#### Challenge:
Reproduce the rows below with every instance of "table-row" switched to "table-line", leaving everything else unchanged.

____ Dataset rows

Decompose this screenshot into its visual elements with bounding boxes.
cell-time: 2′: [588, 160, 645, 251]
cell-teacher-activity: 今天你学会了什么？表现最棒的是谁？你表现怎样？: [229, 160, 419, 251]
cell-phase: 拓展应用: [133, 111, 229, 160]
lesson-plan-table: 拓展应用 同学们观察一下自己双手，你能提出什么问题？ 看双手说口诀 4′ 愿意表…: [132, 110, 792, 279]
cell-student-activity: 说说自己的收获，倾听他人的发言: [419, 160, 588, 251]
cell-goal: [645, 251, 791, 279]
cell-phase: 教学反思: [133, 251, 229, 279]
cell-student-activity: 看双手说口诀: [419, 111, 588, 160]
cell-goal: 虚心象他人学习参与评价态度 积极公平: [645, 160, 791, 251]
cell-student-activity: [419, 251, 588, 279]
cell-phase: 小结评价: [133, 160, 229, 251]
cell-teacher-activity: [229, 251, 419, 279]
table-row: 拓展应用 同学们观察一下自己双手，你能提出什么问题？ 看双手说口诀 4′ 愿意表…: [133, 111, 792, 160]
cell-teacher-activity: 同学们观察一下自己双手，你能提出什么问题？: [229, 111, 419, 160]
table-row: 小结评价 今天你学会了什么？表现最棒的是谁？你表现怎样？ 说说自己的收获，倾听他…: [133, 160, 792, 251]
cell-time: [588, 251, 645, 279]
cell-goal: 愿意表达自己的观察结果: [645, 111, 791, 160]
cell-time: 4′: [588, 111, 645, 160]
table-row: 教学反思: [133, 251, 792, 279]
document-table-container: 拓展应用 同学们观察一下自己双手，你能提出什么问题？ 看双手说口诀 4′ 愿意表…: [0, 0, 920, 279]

________

#### Reply to the exercise:
Decompose this screenshot into its visual elements with bounding boxes.
cell-time: 2′: [588, 160, 645, 251]
cell-teacher-activity: 今天你学会了什么？表现最棒的是谁？你表现怎样？: [229, 160, 419, 251]
cell-phase: 拓展应用: [133, 111, 229, 160]
lesson-plan-table: 拓展应用 同学们观察一下自己双手，你能提出什么问题？ 看双手说口诀 4′ 愿意表…: [132, 110, 792, 279]
cell-student-activity: 说说自己的收获，倾听他人的发言: [419, 160, 588, 251]
cell-goal: [645, 251, 791, 279]
cell-phase: 教学反思: [133, 251, 229, 279]
cell-student-activity: 看双手说口诀: [419, 111, 588, 160]
cell-goal: 虚心象他人学习参与评价态度 积极公平: [645, 160, 791, 251]
cell-student-activity: [419, 251, 588, 279]
cell-phase: 小结评价: [133, 160, 229, 251]
cell-teacher-activity: [229, 251, 419, 279]
table-line: 拓展应用 同学们观察一下自己双手，你能提出什么问题？ 看双手说口诀 4′ 愿意表…: [133, 111, 792, 160]
cell-teacher-activity: 同学们观察一下自己双手，你能提出什么问题？: [229, 111, 419, 160]
table-line: 小结评价 今天你学会了什么？表现最棒的是谁？你表现怎样？ 说说自己的收获，倾听他…: [133, 160, 792, 251]
cell-time: [588, 251, 645, 279]
cell-goal: 愿意表达自己的观察结果: [645, 111, 791, 160]
cell-time: 4′: [588, 111, 645, 160]
table-line: 教学反思: [133, 251, 792, 279]
document-table-container: 拓展应用 同学们观察一下自己双手，你能提出什么问题？ 看双手说口诀 4′ 愿意表…: [0, 0, 920, 279]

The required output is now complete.